_Written exercise_: Give back the full material, exactly as it reads.

● ● ●

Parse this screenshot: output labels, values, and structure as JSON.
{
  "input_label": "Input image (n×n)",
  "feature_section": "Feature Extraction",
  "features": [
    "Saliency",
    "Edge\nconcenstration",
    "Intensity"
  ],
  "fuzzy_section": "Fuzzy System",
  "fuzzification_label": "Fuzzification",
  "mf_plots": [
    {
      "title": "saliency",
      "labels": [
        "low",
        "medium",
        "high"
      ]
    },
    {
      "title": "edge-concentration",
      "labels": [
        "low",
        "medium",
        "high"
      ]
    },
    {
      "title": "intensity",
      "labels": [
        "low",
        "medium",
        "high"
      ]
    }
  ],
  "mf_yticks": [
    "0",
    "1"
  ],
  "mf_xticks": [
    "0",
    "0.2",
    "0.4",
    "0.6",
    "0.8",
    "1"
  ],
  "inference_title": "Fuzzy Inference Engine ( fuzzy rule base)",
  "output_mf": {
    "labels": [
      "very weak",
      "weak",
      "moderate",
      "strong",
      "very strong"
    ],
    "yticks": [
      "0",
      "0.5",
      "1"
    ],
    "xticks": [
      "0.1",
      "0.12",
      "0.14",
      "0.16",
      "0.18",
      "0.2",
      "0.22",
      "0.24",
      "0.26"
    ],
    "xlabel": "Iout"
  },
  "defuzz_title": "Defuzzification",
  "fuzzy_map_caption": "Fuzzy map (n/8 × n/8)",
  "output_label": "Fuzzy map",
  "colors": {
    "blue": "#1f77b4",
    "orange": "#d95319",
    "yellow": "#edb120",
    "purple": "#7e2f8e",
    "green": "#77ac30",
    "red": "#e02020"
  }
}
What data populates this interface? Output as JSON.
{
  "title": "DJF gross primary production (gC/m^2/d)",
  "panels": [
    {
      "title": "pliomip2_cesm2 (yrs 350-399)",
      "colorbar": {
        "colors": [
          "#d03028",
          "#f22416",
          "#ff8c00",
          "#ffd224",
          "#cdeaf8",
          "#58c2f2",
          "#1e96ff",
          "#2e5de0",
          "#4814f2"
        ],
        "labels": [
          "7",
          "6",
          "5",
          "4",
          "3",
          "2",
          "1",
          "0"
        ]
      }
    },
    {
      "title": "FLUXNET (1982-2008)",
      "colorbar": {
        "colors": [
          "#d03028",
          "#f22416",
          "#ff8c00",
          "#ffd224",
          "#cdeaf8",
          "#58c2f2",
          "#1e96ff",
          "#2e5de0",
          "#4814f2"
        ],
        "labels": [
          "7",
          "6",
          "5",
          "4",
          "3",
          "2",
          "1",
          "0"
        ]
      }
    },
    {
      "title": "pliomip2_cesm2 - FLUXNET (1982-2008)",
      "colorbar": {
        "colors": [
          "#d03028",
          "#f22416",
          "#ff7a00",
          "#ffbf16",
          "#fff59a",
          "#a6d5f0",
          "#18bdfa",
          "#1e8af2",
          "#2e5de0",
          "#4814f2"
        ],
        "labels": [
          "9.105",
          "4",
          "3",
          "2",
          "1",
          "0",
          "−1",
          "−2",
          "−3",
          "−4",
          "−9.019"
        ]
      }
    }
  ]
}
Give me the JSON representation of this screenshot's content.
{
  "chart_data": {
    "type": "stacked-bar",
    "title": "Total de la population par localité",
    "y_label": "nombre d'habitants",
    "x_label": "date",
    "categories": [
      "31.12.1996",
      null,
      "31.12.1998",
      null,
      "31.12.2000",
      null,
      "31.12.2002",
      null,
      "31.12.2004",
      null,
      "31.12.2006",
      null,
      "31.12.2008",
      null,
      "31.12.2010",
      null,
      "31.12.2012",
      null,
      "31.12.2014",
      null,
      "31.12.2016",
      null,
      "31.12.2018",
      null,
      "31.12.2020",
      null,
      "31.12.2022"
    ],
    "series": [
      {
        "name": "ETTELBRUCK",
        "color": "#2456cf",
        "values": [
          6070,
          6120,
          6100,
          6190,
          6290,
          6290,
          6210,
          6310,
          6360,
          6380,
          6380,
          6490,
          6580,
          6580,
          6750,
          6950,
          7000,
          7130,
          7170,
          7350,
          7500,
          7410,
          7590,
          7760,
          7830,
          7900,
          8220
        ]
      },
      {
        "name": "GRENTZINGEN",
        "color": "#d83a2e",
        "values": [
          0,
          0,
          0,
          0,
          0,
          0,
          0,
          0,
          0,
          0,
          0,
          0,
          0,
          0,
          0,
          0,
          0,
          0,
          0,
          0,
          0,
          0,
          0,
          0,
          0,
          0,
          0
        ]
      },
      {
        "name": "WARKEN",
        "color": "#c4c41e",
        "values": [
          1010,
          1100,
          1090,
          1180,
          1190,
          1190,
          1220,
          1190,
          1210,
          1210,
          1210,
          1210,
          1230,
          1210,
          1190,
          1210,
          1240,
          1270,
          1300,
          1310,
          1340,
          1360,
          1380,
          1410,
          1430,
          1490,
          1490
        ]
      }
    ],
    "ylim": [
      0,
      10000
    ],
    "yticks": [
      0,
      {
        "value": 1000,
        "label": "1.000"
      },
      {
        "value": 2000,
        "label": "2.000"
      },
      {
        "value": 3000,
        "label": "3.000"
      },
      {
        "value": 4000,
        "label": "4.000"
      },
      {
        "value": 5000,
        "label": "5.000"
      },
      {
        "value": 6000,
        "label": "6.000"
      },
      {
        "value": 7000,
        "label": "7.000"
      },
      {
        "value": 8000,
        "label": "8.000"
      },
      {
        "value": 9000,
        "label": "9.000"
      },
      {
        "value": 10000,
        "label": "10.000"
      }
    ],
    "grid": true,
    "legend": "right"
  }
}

● ● ●

_Output for this task_:
Parse this screenshot: output labels, values, and structure as JSON.
{
  "input_label": "Input image (n×n)",
  "feature_section": "Feature Extraction",
  "features": [
    "Saliency",
    "Edge\nconcenstration",
    "Intensity"
  ],
  "fuzzy_section": "Fuzzy System",
  "fuzzification_label": "Fuzzification",
  "mf_plots": [
    {
      "title": "saliency",
      "labels": [
        "low",
        "medium",
        "high"
      ]
    },
    {
      "title": "edge-concentration",
      "labels": [
        "low",
        "medium",
        "high"
      ]
    },
    {
      "title": "intensity",
      "labels": [
        "low",
        "medium",
        "high"
      ]
    }
  ],
  "mf_yticks": [
    "0",
    "1"
  ],
  "mf_xticks": [
    "0",
    "0.2",
    "0.4",
    "0.6",
    "0.8",
    "1"
  ],
  "inference_title": "Fuzzy Inference Engine ( fuzzy rule base)",
  "output_mf": {
    "labels": [
      "very weak",
      "weak",
      "moderate",
      "strong",
      "very strong"
    ],
    "yticks": [
      "0",
      "0.5",
      "1"
    ],
    "xticks": [
      "0.1",
      "0.12",
      "0.14",
      "0.16",
      "0.18",
      "0.2",
      "0.22",
      "0.24",
      "0.26"
    ],
    "xlabel": "Iout"
  },
  "defuzz_title": "Defuzzification",
  "fuzzy_map_caption": "Fuzzy map (n/8 × n/8)",
  "output_label": "Fuzzy map",
  "colors": {
    "blue": "#1f77b4",
    "orange": "#d95319",
    "yellow": "#edb120",
    "purple": "#7e2f8e",
    "green": "#77ac30",
    "red": "#e02020"
  }
}
What data populates this interface? Output as JSON.
{
  "title": "DJF gross primary production (gC/m^2/d)",
  "panels": [
    {
      "title": "pliomip2_cesm2 (yrs 350-399)",
      "colorbar": {
        "colors": [
          "#d03028",
          "#f22416",
          "#ff8c00",
          "#ffd224",
          "#cdeaf8",
          "#58c2f2",
          "#1e96ff",
          "#2e5de0",
          "#4814f2"
        ],
        "labels": [
          "7",
          "6",
          "5",
          "4",
          "3",
          "2",
          "1",
          "0"
        ]
      }
    },
    {
      "title": "FLUXNET (1982-2008)",
      "colorbar": {
        "colors": [
          "#d03028",
          "#f22416",
          "#ff8c00",
          "#ffd224",
          "#cdeaf8",
          "#58c2f2",
          "#1e96ff",
          "#2e5de0",
          "#4814f2"
        ],
        "labels": [
          "7",
          "6",
          "5",
          "4",
          "3",
          "2",
          "1",
          "0"
        ]
      }
    },
    {
      "title": "pliomip2_cesm2 - FLUXNET (1982-2008)",
      "colorbar": {
        "colors": [
          "#d03028",
          "#f22416",
          "#ff7a00",
          "#ffbf16",
          "#fff59a",
          "#a6d5f0",
          "#18bdfa",
          "#1e8af2",
          "#2e5de0",
          "#4814f2"
        ],
        "labels": [
          "9.105",
          "4",
          "3",
          "2",
          "1",
          "0",
          "−1",
          "−2",
          "−3",
          "−4",
          "−9.019"
        ]
      }
    }
  ]
}
Give me the JSON representation of this screenshot's content.
{
  "chart_data": {
    "type": "stacked-bar",
    "title": "Total de la population par localité",
    "y_label": "nombre d'habitants",
    "x_label": "date",
    "categories": [
      "31.12.1996",
      null,
      "31.12.1998",
      null,
      "31.12.2000",
      null,
      "31.12.2002",
      null,
      "31.12.2004",
      null,
      "31.12.2006",
      null,
      "31.12.2008",
      null,
      "31.12.2010",
      null,
      "31.12.2012",
      null,
      "31.12.2014",
      null,
      "31.12.2016",
      null,
      "31.12.2018",
      null,
      "31.12.2020",
      null,
      "31.12.2022"
    ],
    "series": [
      {
        "name": "ETTELBRUCK",
        "color": "#2456cf",
        "values": [
          6070,
          6120,
          6100,
          6190,
          6290,
          6290,
          6210,
          6310,
          6360,
          6380,
          6380,
          6490,
          6580,
          6580,
          6750,
          6950,
          7000,
          7130,
          7170,
          7350,
          7500,
          7410,
          7590,
          7760,
          7830,
          7900,
          8220
        ]
      },
      {
        "name": "GRENTZINGEN",
        "color": "#d83a2e",
        "values": [
          0,
          0,
          0,
          0,
          0,
          0,
          0,
          0,
          0,
          0,
          0,
          0,
          0,
          0,
          0,
          0,
          0,
          0,
          0,
          0,
          0,
          0,
          0,
          0,
          0,
          0,
          0
        ]
      },
      {
        "name": "WARKEN",
        "color": "#c4c41e",
        "values": [
          1010,
          1100,
          1090,
          1180,
          1190,
          1190,
          1220,
          1190,
          1210,
          1210,
          1210,
          1210,
          1230,
          1210,
          1190,
          1210,
          1240,
          1270,
          1300,
          1310,
          1340,
          1360,
          1380,
          1410,
          1430,
          1490,
          1490
        ]
      }
    ],
    "ylim": [
      0,
      10000
    ],
    "yticks": [
      0,
      {
        "value": 1000,
        "label": "1.000"
      },
      {
        "value": 2000,
        "label": "2.000"
      },
      {
        "value": 3000,
        "label": "3.000"
      },
      {
        "value": 4000,
        "label": "4.000"
      },
      {
        "value": 5000,
        "label": "5.000"
      },
      {
        "value": 6000,
        "label": "6.000"
      },
      {
        "value": 7000,
        "label": "7.000"
      },
      {
        "value": 8000,
        "label": "8.000"
      },
      {
        "value": 9000,
        "label": "9.000"
      },
      {
        "value": 10000,
        "label": "10.000"
      }
    ],
    "grid": true,
    "legend": "right"
  }
}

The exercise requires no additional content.